Data section -

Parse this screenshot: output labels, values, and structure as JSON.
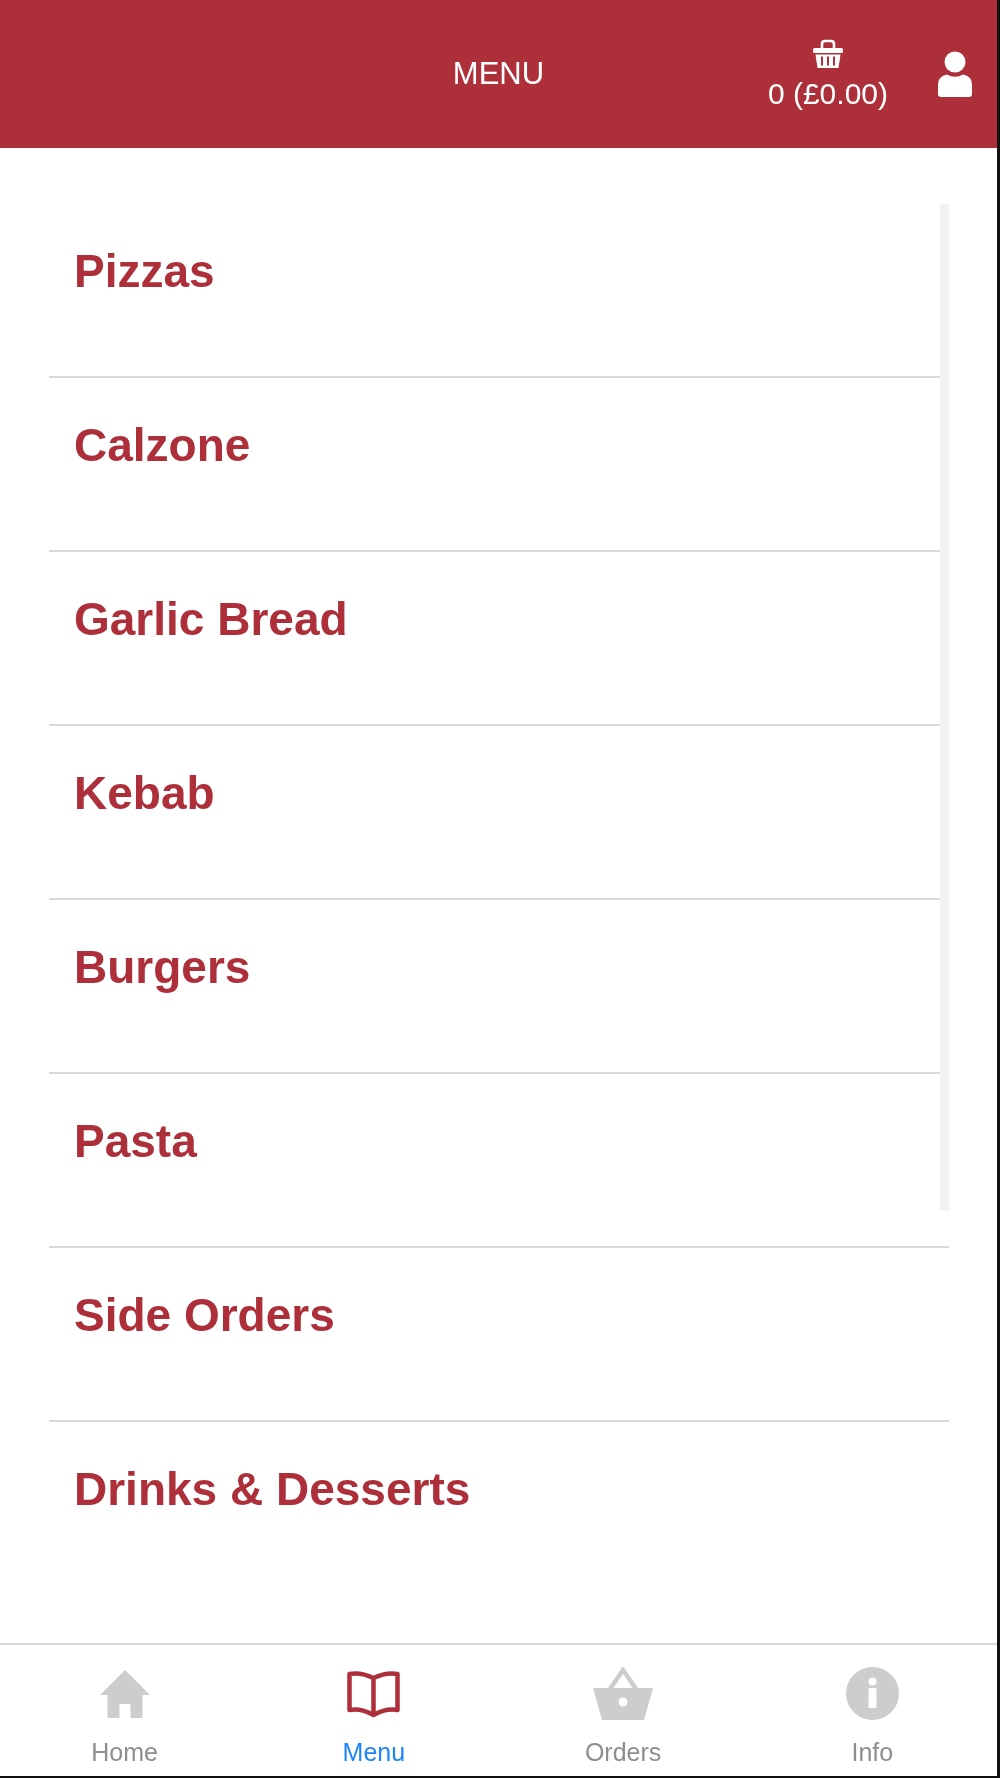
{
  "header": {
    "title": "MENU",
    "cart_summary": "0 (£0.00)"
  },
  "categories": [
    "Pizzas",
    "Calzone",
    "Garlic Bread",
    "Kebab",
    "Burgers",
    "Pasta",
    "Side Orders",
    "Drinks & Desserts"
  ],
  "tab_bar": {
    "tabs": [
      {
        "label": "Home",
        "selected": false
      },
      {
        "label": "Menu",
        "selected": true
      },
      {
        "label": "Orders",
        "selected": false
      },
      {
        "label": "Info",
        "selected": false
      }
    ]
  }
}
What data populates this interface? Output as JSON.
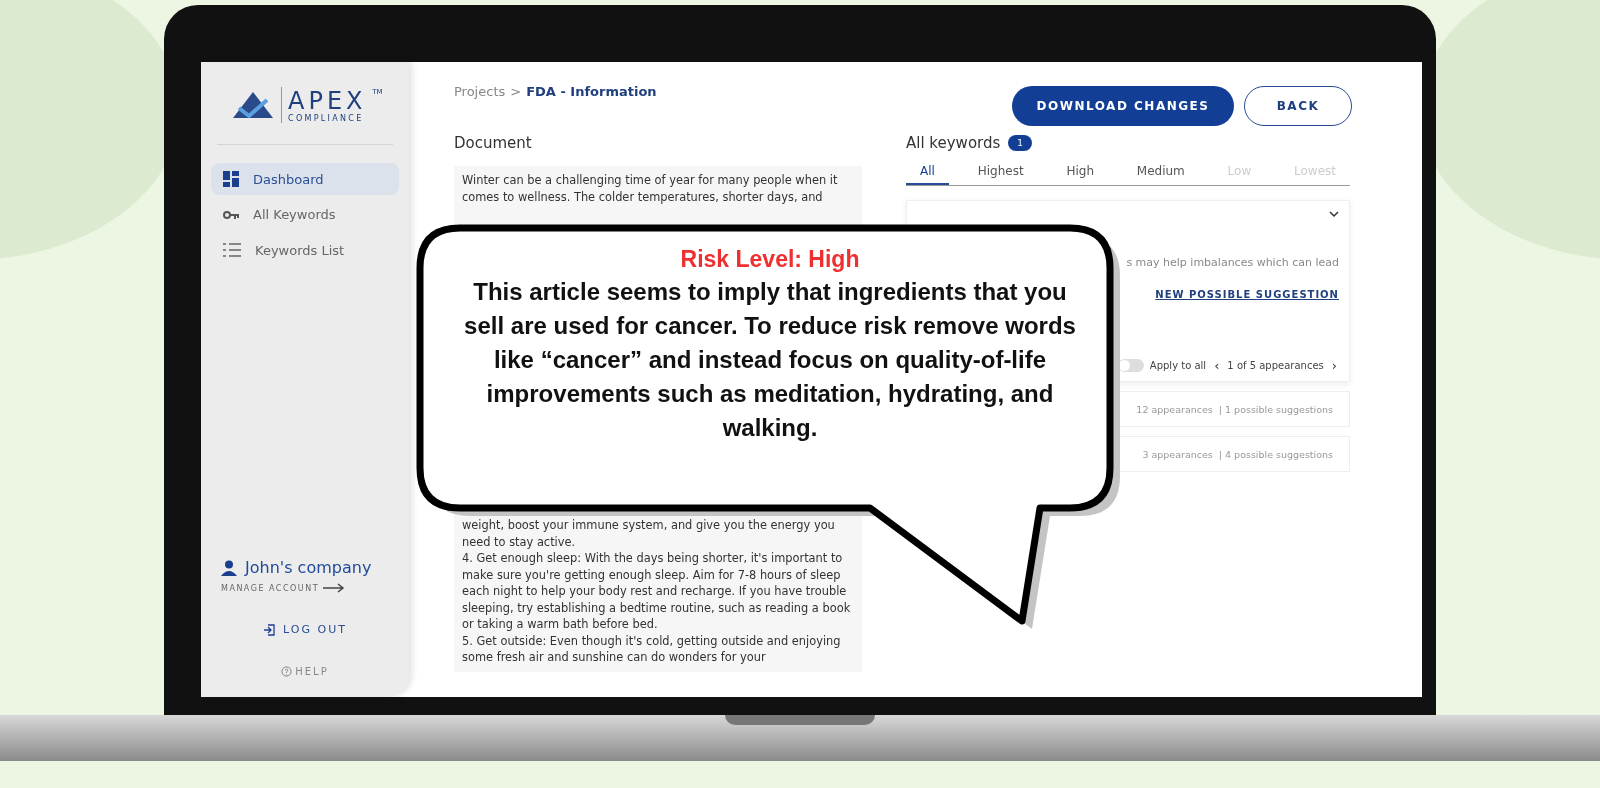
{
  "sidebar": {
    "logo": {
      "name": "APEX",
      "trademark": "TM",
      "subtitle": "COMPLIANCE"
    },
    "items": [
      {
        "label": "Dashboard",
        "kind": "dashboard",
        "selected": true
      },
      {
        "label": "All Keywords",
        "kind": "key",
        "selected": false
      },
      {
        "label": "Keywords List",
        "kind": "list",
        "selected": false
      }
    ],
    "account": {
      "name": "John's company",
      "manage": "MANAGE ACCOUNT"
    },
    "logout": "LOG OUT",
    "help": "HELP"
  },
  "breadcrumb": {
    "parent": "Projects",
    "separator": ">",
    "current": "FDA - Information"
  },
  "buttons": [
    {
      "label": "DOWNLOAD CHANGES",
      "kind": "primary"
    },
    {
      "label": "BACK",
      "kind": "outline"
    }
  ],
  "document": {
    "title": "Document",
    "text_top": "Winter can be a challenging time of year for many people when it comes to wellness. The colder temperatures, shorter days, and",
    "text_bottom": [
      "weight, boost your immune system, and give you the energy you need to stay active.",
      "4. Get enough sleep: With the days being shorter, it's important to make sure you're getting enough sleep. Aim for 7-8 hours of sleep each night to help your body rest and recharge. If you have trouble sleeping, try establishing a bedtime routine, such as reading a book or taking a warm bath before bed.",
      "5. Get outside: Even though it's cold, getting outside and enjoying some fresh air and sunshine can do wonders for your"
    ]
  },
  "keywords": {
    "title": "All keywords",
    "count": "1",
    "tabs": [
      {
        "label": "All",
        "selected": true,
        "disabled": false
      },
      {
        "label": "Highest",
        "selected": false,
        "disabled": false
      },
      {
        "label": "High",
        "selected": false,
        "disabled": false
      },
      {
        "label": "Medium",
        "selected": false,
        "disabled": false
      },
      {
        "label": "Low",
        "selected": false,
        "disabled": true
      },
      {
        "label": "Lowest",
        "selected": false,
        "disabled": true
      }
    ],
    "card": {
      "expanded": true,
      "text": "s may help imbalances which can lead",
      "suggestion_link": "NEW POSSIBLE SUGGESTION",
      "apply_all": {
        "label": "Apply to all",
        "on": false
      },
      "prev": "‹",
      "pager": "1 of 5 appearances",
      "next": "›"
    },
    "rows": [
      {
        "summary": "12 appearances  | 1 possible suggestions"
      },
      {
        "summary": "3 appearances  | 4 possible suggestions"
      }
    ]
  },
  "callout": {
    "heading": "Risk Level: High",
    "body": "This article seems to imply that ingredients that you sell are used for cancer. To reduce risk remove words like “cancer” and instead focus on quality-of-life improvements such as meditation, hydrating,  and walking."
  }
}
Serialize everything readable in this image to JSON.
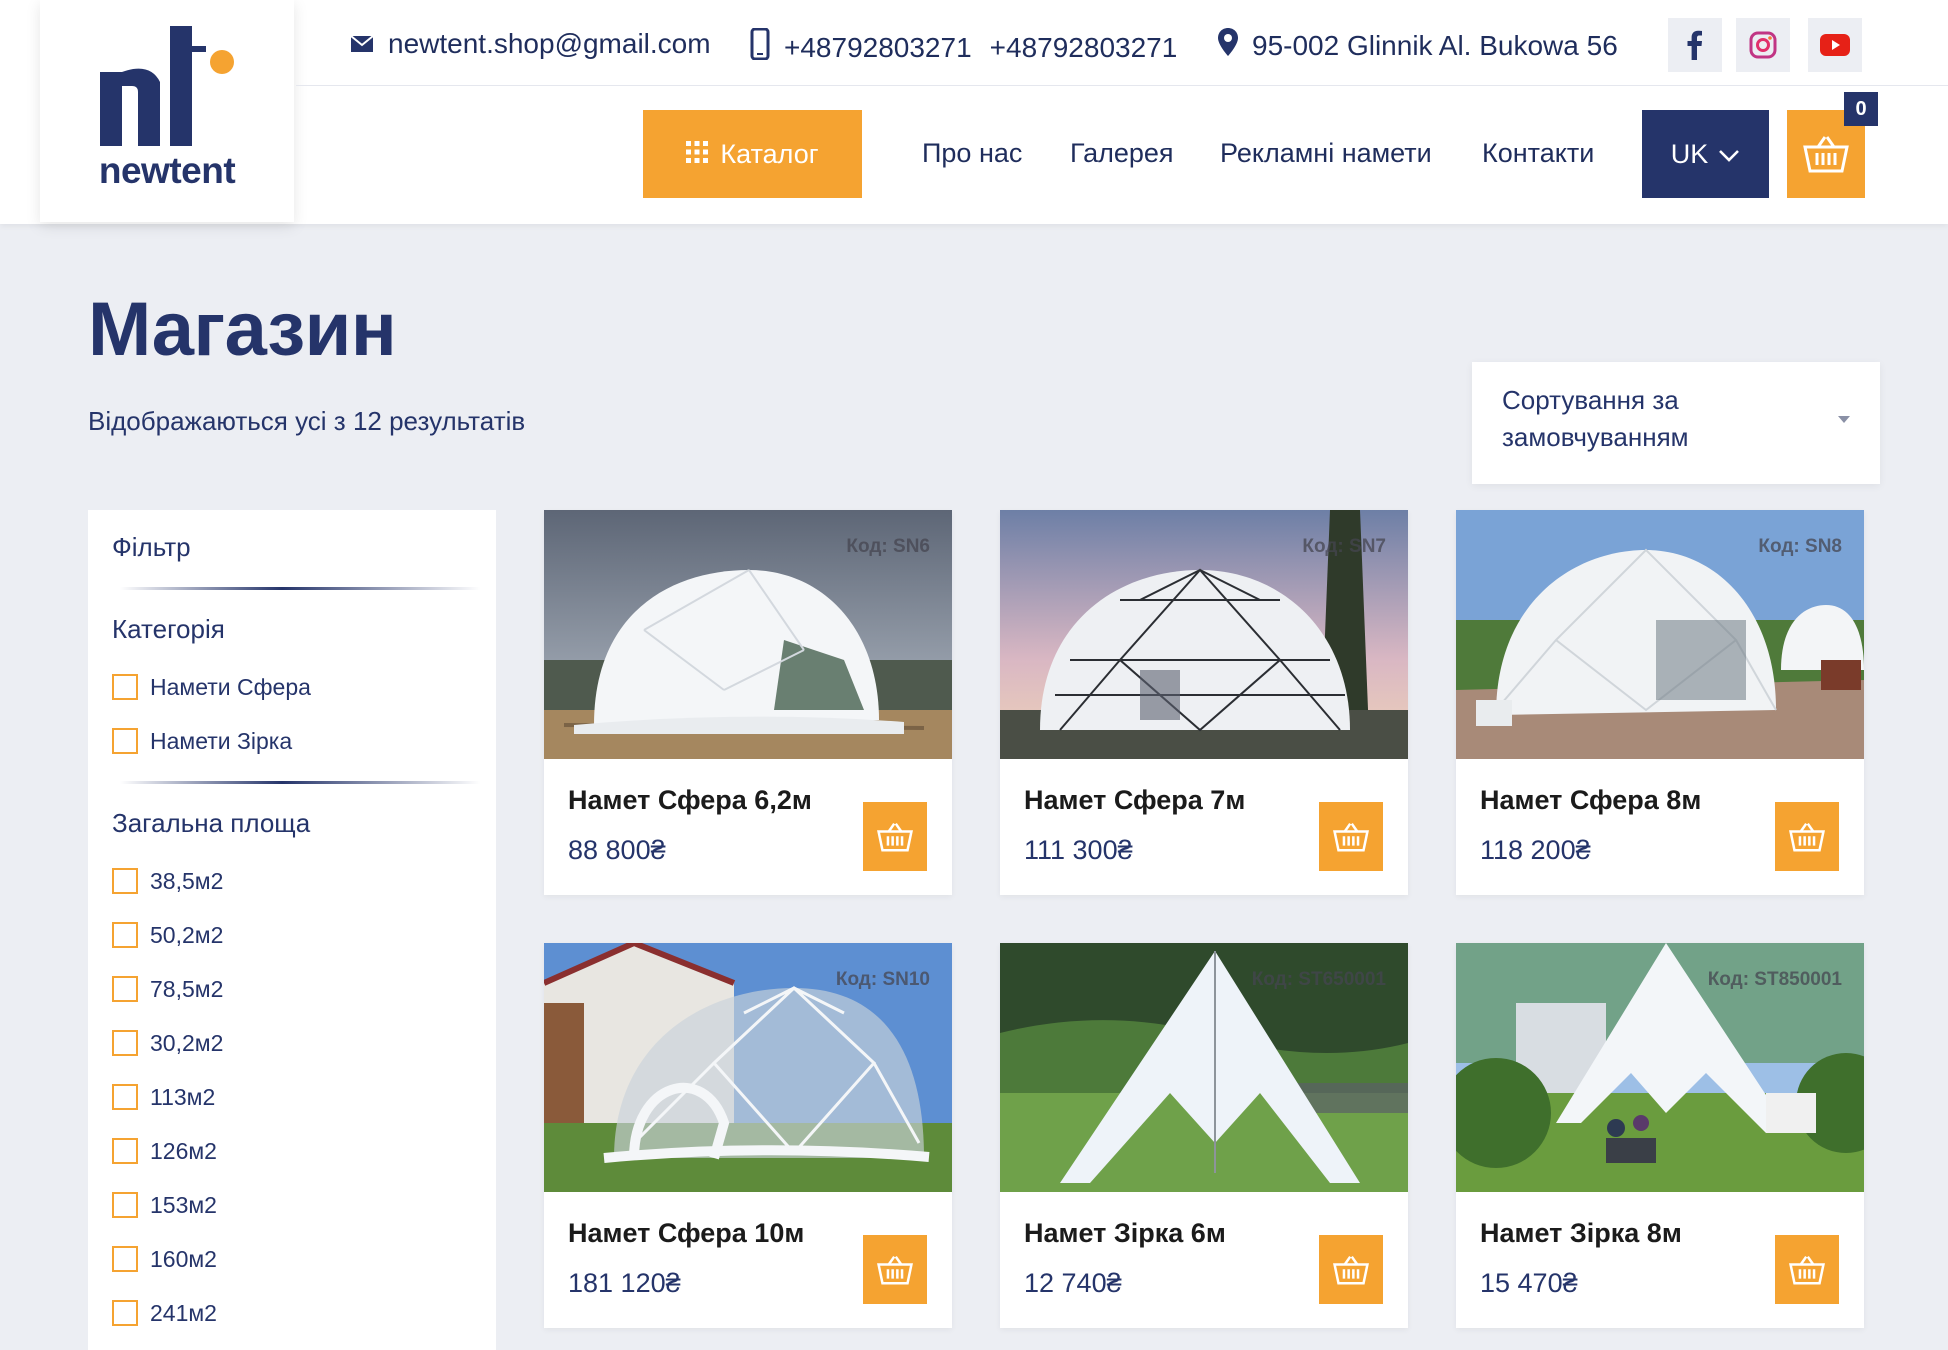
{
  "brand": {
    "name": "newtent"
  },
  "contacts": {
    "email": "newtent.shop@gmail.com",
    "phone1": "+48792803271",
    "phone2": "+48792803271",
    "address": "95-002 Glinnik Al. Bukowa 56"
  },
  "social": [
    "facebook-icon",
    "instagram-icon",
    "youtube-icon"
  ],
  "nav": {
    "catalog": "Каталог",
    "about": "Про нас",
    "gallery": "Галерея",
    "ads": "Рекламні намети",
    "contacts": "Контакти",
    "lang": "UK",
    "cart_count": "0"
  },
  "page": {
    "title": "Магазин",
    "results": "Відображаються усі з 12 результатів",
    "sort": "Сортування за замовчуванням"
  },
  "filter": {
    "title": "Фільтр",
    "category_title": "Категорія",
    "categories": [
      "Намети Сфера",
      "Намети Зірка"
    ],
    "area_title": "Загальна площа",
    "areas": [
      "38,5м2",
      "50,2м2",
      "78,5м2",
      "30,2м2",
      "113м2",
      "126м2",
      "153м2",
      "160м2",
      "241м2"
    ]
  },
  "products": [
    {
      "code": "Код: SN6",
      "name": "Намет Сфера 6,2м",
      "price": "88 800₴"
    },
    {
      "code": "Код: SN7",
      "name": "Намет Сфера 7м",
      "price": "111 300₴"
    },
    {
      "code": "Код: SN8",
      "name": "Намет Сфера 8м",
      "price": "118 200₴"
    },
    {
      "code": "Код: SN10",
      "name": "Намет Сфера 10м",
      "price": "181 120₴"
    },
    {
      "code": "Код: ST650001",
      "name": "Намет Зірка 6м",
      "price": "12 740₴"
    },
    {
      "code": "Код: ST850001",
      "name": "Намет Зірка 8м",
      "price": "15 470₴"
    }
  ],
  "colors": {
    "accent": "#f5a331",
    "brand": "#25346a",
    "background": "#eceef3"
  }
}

Problem details - Select and copy every line of the material that holds the string "Зірка".

Exercise result -
      "Намети Зірка"
      "name": "Намет Зірка 6м",
      "name": "Намет Зірка 8м",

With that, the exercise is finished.